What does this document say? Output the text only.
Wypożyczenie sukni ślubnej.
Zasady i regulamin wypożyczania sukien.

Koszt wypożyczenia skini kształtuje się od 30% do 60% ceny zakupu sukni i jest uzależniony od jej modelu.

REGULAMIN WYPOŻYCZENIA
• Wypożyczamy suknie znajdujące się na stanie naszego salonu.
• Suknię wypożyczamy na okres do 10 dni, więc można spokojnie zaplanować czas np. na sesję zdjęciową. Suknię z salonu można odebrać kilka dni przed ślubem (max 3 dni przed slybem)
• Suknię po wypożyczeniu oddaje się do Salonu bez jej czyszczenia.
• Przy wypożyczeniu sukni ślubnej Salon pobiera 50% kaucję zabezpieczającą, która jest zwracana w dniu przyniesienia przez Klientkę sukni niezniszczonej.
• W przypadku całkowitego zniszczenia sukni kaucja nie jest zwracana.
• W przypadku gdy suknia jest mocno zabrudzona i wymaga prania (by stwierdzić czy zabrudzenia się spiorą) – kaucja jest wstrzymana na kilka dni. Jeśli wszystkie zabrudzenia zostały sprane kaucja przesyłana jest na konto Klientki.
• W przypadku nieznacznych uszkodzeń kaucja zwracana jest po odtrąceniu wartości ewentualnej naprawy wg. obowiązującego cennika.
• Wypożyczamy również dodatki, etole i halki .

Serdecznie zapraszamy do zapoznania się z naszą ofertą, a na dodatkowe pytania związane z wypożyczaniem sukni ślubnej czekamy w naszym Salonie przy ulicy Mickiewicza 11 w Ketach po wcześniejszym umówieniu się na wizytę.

· · · ·

Written task: Scan the lines above for "ślubnej", then copy every one that has it.

Result below:
Wypożyczenie sukni ślubnej.
• Przy wypożyczeniu sukni ślubnej Salon pobiera 50% kaucję zabezpieczającą, która jest zwracana w dniu przyniesienia przez Klientkę sukni niezniszczonej.
Serdecznie zapraszamy do zapoznania się z naszą ofertą, a na dodatkowe pytania związane z wypożyczaniem sukni ślubnej czekamy w naszym Salonie przy ulicy Mickiewicza 11 w Ketach po wcześniejszym umówieniu się na wizytę.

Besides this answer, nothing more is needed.